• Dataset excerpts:

_ _ _ _

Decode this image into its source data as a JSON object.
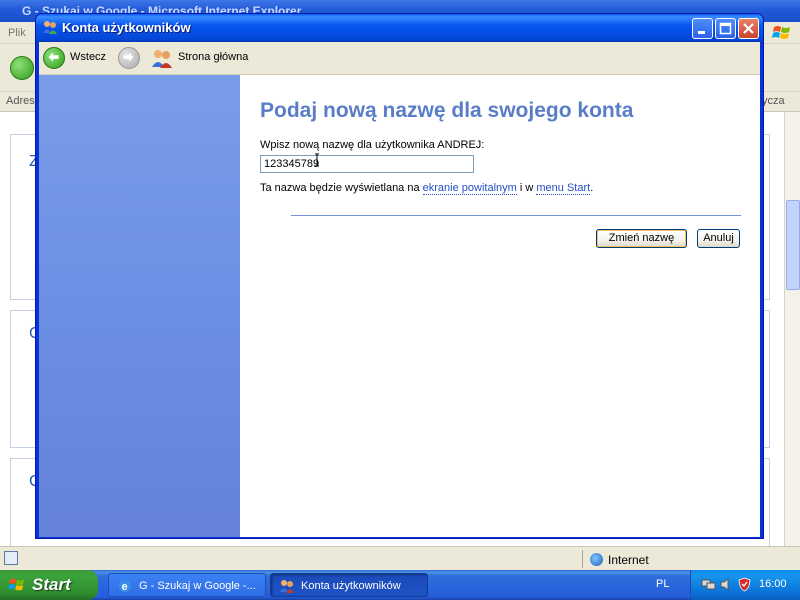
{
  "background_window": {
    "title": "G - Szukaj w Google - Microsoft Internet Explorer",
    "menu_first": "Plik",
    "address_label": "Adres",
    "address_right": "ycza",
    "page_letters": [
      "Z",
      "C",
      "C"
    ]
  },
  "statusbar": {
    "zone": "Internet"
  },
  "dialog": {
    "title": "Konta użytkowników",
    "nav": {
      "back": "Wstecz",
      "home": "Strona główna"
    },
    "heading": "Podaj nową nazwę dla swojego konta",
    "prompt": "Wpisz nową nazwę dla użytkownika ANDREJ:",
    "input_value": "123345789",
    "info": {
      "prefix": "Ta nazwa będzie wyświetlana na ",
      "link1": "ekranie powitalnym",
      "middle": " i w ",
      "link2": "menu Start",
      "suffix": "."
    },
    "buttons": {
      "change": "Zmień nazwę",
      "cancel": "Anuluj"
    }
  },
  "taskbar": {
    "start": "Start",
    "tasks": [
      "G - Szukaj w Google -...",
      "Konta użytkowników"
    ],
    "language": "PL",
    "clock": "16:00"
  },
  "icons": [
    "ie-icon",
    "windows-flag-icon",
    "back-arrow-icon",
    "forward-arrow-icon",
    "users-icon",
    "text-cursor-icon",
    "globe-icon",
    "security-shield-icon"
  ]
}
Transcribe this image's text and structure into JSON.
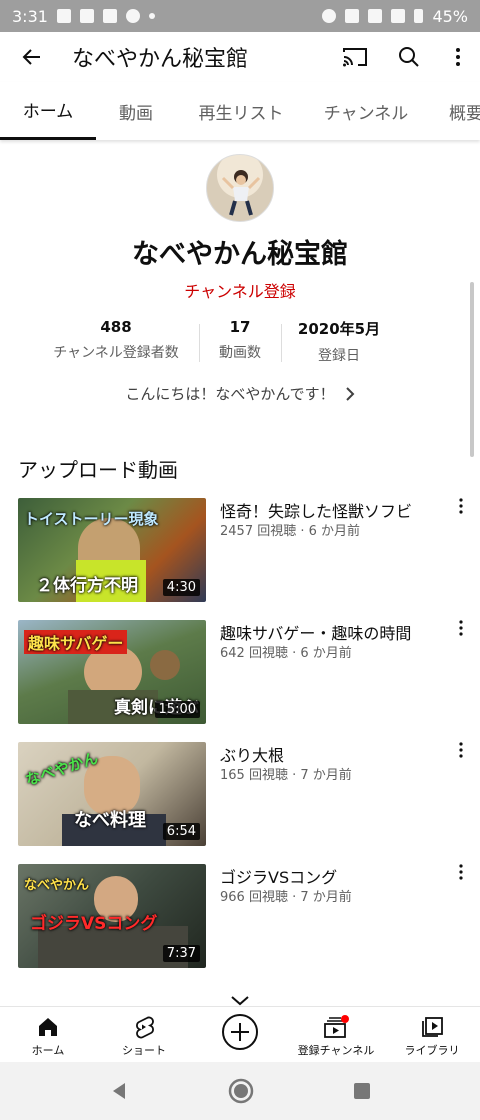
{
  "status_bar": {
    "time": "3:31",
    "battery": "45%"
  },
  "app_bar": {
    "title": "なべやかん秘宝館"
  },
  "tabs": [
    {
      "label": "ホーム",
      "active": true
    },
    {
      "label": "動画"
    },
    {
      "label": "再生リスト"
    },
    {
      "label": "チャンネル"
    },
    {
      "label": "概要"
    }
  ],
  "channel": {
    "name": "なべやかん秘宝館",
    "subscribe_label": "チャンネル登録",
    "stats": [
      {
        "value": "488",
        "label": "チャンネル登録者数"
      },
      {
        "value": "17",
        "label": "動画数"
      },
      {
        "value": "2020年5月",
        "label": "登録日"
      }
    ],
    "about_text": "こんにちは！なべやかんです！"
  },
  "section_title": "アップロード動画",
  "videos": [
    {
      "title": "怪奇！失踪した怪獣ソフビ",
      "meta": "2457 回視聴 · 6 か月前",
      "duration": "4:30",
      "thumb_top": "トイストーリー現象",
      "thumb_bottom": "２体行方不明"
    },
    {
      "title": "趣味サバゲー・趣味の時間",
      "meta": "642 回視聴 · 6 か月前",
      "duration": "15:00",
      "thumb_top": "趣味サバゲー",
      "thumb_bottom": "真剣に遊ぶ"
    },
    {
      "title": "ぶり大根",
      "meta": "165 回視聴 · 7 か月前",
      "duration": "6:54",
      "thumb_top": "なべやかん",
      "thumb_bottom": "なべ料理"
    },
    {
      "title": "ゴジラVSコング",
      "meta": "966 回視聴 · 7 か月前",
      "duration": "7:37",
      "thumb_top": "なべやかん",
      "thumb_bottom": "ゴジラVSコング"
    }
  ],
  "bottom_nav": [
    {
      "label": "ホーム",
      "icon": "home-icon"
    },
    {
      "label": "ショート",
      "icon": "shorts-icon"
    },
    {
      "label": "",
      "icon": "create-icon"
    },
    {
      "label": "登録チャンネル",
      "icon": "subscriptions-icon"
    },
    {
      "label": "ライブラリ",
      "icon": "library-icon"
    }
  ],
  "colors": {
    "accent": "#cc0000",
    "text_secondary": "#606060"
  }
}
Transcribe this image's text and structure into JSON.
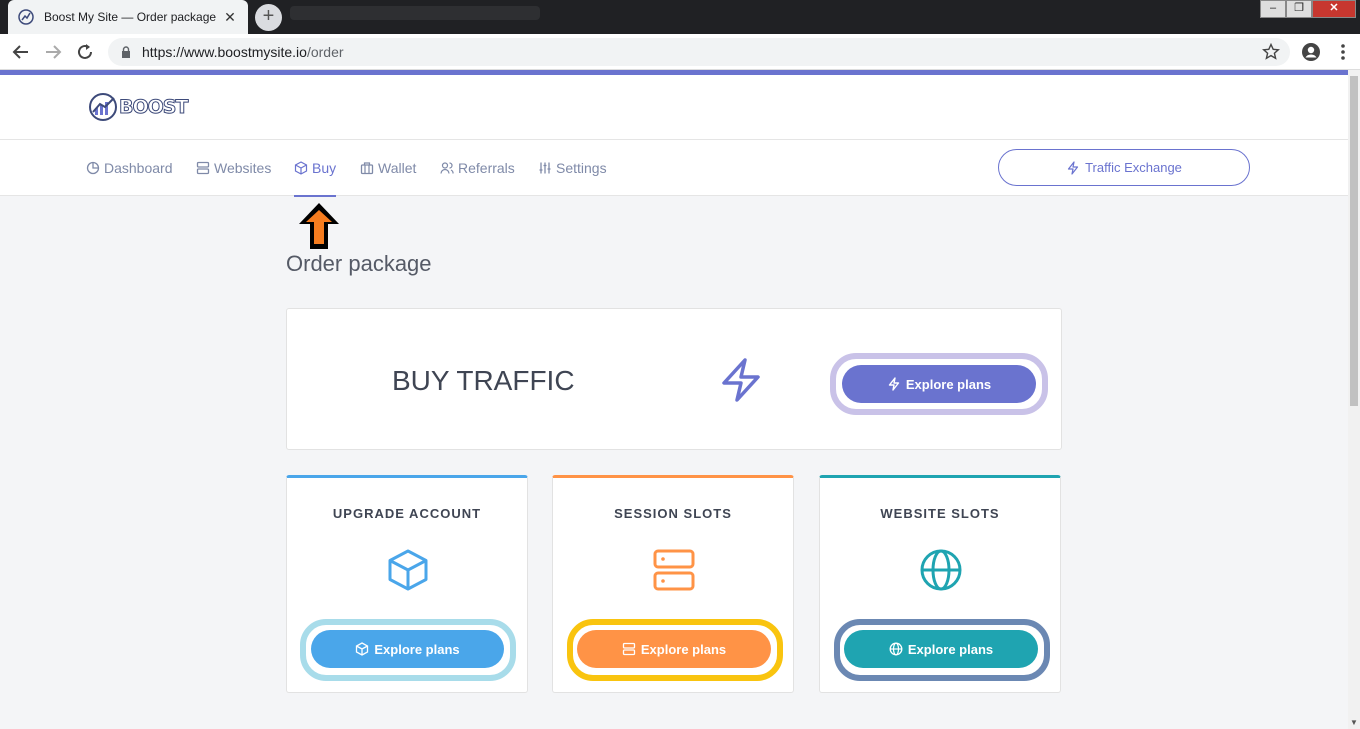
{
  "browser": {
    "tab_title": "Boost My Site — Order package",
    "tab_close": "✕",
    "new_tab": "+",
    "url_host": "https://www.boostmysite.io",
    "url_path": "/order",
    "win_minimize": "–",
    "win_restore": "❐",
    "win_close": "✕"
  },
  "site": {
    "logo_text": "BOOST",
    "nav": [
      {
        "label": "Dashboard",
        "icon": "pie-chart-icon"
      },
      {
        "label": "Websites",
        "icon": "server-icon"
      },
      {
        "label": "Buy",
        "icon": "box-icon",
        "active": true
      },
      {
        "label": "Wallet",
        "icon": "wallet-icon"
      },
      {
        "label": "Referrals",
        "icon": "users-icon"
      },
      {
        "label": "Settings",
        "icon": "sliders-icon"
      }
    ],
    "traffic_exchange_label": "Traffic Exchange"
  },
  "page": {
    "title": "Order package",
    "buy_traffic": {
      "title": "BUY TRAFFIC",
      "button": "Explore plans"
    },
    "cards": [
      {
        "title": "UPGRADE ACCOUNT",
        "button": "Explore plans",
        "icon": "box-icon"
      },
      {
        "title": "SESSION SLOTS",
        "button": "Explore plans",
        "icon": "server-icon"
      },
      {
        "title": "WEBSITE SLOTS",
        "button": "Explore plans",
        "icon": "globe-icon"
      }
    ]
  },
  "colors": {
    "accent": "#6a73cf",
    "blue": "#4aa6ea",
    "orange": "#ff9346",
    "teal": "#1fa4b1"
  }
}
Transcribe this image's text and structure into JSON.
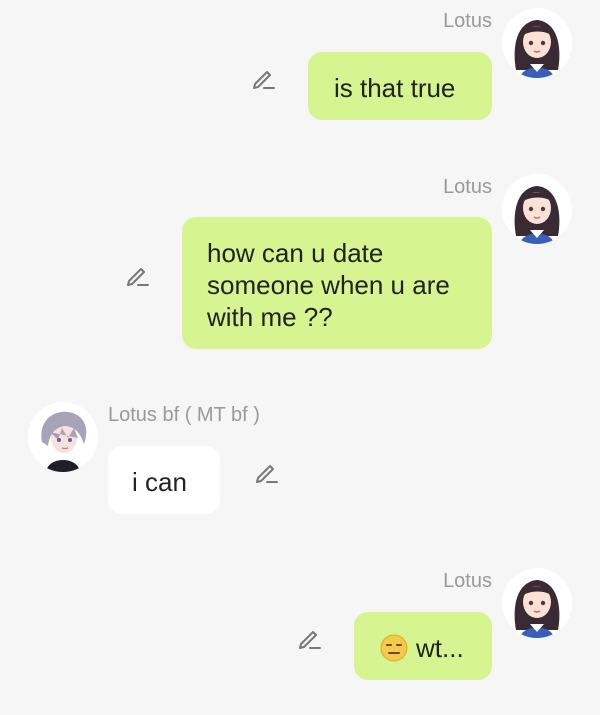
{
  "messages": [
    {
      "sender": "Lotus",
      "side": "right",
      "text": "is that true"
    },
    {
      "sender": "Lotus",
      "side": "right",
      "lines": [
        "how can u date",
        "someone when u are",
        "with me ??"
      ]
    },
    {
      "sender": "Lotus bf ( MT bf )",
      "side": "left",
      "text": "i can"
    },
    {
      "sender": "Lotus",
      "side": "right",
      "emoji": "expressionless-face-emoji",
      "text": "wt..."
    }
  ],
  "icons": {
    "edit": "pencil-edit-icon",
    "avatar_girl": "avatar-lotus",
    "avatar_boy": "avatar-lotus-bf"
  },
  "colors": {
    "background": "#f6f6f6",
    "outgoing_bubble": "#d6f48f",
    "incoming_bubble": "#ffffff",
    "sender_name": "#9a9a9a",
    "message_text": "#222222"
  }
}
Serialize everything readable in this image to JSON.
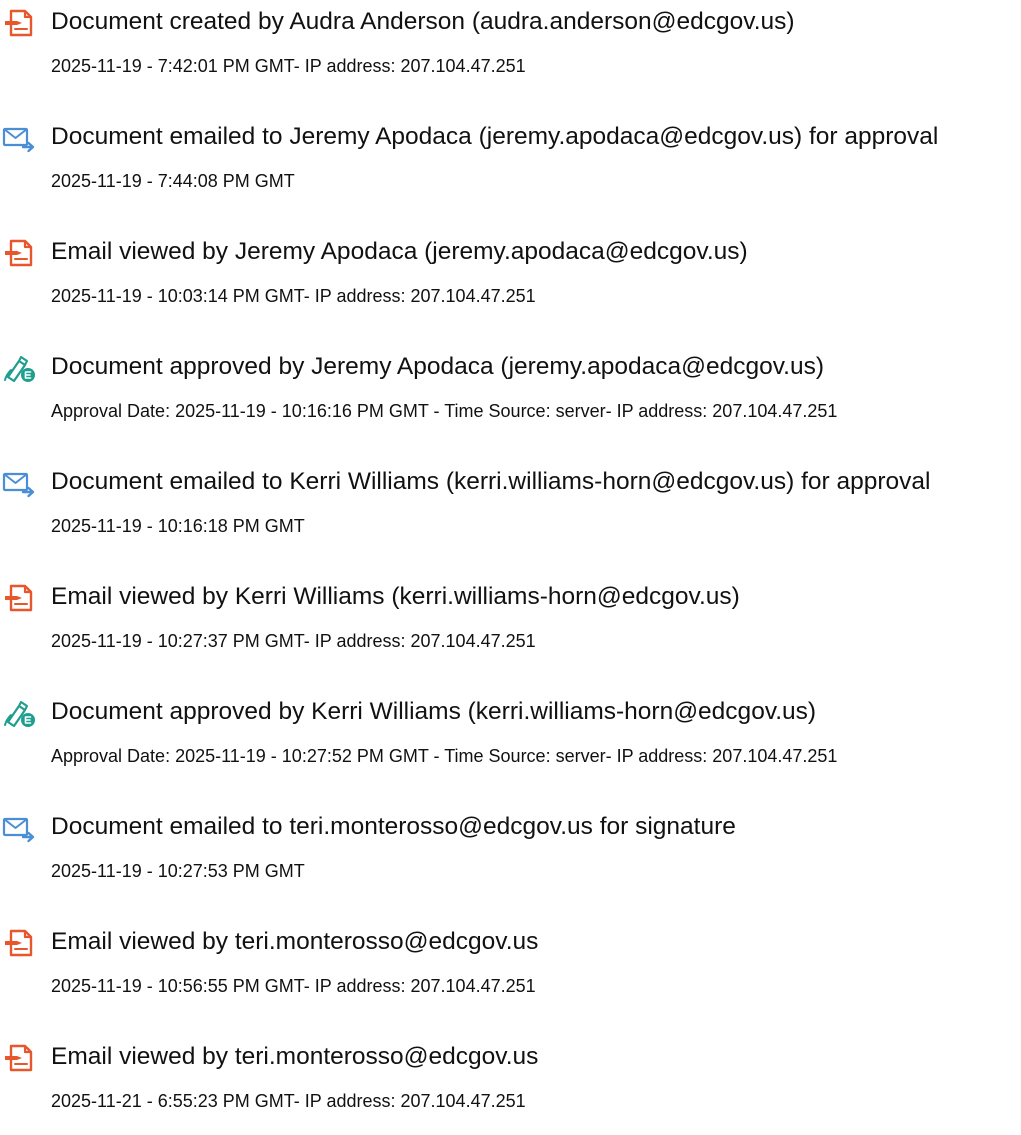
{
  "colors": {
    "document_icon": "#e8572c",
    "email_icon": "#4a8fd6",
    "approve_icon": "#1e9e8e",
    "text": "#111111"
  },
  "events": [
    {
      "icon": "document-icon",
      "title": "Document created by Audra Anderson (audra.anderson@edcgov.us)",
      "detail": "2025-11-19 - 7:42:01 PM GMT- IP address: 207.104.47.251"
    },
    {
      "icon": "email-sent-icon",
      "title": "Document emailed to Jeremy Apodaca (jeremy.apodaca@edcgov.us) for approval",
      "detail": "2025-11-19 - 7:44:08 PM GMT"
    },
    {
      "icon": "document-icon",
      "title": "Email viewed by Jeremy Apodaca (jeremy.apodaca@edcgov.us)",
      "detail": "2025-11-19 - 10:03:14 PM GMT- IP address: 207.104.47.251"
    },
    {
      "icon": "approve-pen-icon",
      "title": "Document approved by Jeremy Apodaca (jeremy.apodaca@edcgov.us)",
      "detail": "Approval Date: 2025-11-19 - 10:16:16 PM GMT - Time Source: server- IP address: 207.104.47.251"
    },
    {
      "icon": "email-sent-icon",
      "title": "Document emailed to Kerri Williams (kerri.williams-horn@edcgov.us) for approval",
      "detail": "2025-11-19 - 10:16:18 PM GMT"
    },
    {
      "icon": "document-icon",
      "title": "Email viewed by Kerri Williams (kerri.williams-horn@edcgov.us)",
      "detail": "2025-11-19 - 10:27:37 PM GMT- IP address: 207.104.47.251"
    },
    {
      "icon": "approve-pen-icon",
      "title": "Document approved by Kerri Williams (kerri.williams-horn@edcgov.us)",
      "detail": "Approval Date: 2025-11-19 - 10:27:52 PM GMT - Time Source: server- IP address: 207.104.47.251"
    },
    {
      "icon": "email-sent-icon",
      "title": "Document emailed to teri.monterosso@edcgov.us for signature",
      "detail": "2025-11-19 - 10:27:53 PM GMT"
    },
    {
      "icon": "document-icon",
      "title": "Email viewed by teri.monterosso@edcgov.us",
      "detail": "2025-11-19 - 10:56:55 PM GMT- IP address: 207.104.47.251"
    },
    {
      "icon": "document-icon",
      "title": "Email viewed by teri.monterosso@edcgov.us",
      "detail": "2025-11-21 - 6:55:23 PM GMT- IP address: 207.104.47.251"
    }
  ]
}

_ _ _ _

• STATED TASK:
Look through the entries above; copy every line holding the string "avatar".

• TASK OUTPUT:
    "avatar_girl": "avatar-lotus",
    "avatar_boy": "avatar-lotus-bf"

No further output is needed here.